**EXERCISE INSTRUCTIONS**.
Can you reproduce, without changes, the stretch of the material that opens with the line containing "section-233-heading: 2. 3." and closes with the line containing "table-cell-a: 6 bbox=[408, 168, 512, 202]", including both of those lines?

******************************

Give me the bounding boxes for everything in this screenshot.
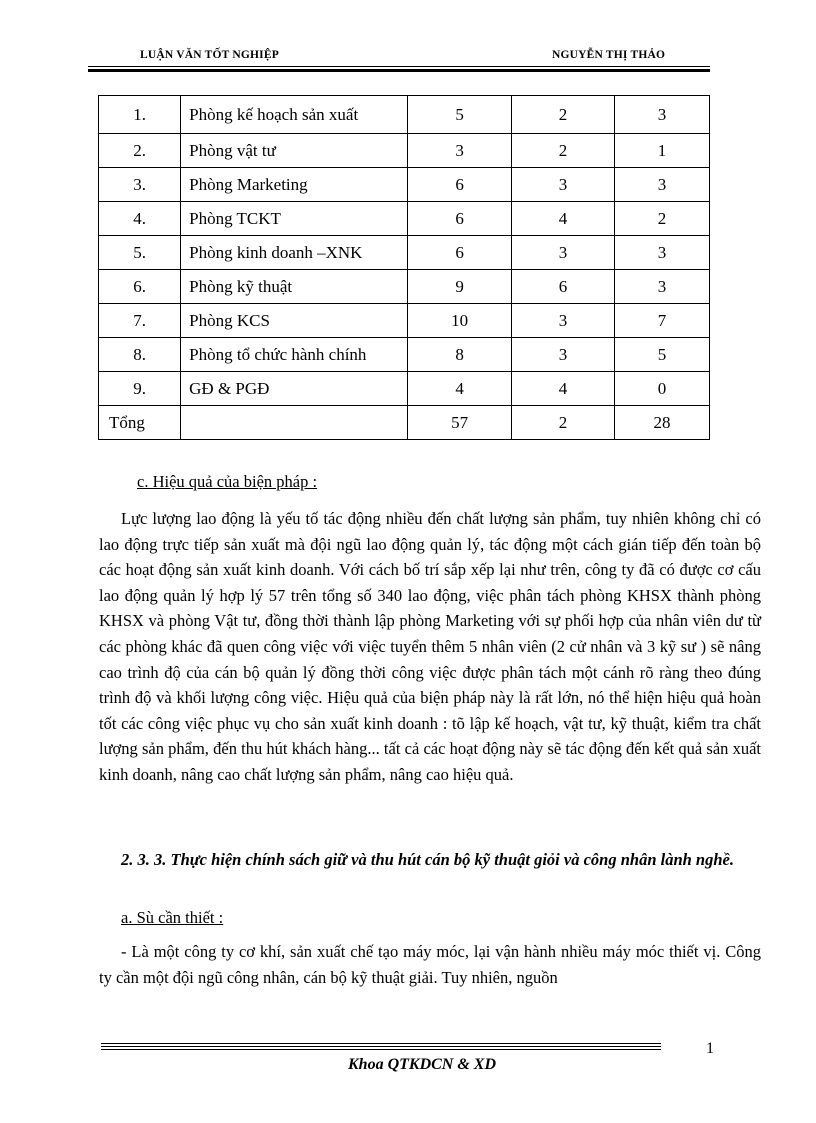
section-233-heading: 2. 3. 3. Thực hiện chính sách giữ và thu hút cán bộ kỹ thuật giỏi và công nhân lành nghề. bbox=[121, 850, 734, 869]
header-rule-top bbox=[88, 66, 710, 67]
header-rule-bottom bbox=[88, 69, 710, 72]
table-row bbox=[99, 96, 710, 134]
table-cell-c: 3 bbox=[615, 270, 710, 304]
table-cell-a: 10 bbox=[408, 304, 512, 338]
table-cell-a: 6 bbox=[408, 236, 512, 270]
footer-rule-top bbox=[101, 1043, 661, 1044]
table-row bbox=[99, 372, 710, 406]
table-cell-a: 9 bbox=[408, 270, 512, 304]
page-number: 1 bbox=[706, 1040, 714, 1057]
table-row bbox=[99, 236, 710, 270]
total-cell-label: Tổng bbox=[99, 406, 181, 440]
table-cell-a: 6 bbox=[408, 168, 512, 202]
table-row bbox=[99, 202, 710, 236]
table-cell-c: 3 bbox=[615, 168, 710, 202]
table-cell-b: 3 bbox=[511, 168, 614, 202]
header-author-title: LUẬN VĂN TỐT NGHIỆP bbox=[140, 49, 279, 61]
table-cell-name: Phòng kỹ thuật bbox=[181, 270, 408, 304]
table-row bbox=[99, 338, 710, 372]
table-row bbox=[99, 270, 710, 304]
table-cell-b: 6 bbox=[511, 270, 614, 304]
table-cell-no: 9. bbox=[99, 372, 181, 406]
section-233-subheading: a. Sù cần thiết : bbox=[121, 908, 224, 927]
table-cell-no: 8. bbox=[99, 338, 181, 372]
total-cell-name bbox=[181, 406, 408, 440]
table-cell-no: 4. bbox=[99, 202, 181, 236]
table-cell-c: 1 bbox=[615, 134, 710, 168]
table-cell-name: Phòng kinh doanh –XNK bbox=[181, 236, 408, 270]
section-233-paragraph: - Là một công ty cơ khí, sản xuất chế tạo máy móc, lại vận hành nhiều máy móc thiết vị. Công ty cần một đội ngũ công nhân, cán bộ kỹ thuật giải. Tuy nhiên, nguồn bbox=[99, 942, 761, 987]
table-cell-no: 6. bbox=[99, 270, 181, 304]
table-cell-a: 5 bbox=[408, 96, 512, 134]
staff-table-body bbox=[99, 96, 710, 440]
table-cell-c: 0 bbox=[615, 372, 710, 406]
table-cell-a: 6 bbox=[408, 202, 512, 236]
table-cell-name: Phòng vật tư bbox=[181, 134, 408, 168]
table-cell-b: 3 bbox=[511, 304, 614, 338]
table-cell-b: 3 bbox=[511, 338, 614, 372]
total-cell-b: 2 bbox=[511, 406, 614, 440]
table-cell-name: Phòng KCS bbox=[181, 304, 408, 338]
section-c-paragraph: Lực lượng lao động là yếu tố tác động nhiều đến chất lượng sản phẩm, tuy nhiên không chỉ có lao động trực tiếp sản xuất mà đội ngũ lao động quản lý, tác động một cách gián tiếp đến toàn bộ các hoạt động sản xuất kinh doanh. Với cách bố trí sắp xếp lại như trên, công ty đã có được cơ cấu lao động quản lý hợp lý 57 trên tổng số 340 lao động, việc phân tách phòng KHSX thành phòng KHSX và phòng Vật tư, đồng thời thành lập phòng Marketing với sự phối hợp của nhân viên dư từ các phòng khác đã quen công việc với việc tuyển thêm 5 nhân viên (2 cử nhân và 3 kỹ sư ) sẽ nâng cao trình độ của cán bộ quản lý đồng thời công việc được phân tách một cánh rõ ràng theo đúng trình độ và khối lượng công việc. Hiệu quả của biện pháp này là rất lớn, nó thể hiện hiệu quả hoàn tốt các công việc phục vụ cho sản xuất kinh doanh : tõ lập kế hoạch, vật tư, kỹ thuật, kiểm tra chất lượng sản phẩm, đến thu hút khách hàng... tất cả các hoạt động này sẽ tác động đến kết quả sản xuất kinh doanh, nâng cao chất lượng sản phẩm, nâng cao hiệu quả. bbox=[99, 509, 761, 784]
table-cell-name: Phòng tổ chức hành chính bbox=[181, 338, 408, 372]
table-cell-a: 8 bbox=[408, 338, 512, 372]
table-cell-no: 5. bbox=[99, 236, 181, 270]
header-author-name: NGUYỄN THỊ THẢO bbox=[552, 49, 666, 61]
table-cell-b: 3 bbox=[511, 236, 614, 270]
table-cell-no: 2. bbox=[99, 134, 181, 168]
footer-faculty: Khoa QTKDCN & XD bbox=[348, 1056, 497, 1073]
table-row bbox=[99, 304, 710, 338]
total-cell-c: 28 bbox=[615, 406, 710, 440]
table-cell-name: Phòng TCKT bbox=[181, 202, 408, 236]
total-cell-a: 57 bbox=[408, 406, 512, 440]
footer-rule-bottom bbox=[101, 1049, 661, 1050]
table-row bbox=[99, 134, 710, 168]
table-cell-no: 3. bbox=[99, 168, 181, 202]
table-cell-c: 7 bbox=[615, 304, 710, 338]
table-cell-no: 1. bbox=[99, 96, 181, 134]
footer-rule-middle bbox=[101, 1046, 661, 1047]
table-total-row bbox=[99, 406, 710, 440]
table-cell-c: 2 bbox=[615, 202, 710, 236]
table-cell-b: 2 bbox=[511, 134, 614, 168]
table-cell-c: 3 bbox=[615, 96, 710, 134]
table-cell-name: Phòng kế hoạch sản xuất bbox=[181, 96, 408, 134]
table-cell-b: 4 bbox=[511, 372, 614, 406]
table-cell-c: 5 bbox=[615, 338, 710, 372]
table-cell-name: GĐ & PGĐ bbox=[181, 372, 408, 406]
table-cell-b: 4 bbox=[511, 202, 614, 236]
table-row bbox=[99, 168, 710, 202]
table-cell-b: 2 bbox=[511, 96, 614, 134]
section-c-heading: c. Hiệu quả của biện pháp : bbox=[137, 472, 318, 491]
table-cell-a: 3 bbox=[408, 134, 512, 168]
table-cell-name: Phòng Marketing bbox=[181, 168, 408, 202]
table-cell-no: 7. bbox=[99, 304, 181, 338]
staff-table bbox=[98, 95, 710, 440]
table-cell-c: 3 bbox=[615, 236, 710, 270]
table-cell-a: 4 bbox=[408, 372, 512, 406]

******************************

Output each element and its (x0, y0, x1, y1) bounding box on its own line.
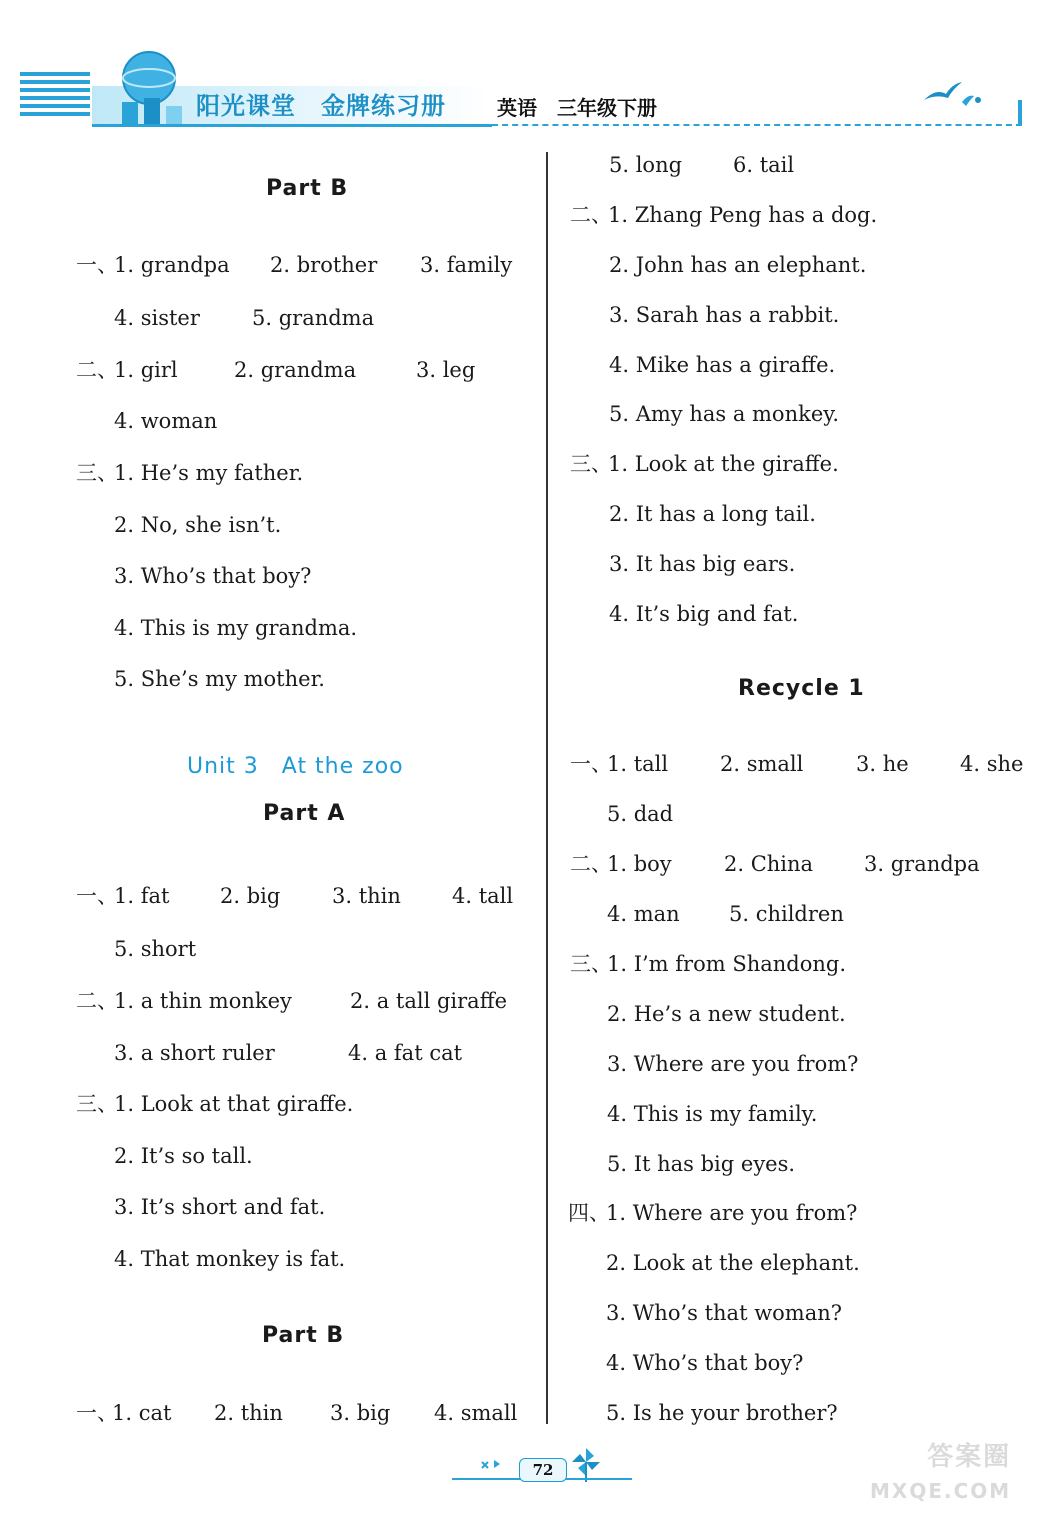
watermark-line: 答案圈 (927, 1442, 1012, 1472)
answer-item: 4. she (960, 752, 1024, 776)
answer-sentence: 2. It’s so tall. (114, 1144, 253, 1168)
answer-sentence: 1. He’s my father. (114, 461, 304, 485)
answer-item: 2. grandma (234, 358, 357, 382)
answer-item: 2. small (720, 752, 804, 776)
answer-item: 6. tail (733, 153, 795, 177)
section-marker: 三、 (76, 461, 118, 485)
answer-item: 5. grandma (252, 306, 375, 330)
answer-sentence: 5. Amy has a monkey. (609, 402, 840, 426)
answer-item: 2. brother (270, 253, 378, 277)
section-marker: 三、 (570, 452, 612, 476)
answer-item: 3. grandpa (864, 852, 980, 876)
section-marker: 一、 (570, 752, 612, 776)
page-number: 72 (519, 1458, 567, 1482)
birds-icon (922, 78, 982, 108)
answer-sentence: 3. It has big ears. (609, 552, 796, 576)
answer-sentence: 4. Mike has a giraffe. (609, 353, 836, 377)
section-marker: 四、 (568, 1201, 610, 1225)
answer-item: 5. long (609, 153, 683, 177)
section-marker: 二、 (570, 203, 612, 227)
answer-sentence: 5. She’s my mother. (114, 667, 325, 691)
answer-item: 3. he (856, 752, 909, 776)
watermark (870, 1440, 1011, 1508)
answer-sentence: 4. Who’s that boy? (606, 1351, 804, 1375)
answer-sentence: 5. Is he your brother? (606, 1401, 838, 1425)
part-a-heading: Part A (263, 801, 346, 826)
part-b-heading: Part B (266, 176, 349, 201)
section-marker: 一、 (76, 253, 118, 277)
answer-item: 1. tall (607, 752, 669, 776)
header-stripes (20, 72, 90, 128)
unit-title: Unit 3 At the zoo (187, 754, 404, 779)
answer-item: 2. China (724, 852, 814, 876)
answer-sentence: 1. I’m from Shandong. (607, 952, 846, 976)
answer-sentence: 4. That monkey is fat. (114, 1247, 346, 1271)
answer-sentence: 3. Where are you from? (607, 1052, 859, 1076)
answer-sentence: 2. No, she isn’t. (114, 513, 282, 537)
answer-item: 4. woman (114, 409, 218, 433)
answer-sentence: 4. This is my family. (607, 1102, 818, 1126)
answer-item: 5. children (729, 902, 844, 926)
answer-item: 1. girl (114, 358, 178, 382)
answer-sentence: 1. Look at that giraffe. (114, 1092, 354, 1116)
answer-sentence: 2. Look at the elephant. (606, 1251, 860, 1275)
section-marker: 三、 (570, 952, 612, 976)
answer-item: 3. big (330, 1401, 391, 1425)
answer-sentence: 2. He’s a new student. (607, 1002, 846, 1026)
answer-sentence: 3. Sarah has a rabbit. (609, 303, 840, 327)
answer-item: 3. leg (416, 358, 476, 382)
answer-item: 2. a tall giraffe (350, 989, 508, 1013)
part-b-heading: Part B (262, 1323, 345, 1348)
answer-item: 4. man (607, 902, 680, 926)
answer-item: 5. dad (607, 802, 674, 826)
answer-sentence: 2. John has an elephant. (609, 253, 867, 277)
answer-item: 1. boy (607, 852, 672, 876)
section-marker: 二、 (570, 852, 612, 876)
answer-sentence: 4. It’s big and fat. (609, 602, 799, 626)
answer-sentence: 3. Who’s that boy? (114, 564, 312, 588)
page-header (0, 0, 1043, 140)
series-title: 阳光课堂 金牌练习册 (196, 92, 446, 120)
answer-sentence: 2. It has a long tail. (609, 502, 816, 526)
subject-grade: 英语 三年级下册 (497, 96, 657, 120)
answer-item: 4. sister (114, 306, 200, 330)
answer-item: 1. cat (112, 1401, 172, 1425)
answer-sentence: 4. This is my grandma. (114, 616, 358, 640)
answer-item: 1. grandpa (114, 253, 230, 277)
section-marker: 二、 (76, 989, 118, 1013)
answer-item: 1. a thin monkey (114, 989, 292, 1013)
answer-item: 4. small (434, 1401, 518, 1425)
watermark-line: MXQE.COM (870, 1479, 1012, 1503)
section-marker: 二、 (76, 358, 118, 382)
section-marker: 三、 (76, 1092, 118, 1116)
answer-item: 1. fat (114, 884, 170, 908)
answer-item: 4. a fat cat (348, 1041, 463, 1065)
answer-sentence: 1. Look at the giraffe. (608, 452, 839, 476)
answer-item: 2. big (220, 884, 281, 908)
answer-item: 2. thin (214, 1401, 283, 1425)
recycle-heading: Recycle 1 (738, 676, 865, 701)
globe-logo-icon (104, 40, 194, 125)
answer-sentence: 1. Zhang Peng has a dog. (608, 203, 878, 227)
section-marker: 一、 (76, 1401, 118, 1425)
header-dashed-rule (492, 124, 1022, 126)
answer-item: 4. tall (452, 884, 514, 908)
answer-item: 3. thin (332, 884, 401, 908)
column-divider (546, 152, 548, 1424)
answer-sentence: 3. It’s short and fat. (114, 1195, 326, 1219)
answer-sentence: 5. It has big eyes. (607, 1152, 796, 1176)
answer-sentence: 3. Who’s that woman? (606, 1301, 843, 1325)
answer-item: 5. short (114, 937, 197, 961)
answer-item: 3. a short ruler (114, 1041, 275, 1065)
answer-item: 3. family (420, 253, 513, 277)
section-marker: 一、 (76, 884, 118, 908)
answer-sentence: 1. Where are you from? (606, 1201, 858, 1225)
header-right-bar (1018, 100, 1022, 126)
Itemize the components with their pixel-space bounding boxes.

******************************

**ANSWER TO THIS PROBLEM**.
section-233-heading: 2. 3. 3. Thực hiện chính sách giữ và thu hút cán bộ kỹ thuật giỏi và công nhân lành nghề. bbox=[121, 850, 734, 869]
header-rule-top bbox=[88, 66, 710, 67]
header-rule-bottom bbox=[88, 69, 710, 72]
table-row bbox=[99, 96, 710, 134]
table-cell-c: 3 bbox=[615, 270, 710, 304]
table-cell-a: 10 bbox=[408, 304, 512, 338]
table-cell-a: 6 bbox=[408, 236, 512, 270]
footer-rule-top bbox=[101, 1043, 661, 1044]
table-row bbox=[99, 372, 710, 406]
table-cell-a: 9 bbox=[408, 270, 512, 304]
page-number: 1 bbox=[706, 1040, 714, 1057]
table-row bbox=[99, 236, 710, 270]
total-cell-label: Tổng bbox=[99, 406, 181, 440]
table-cell-a: 6 bbox=[408, 168, 512, 202]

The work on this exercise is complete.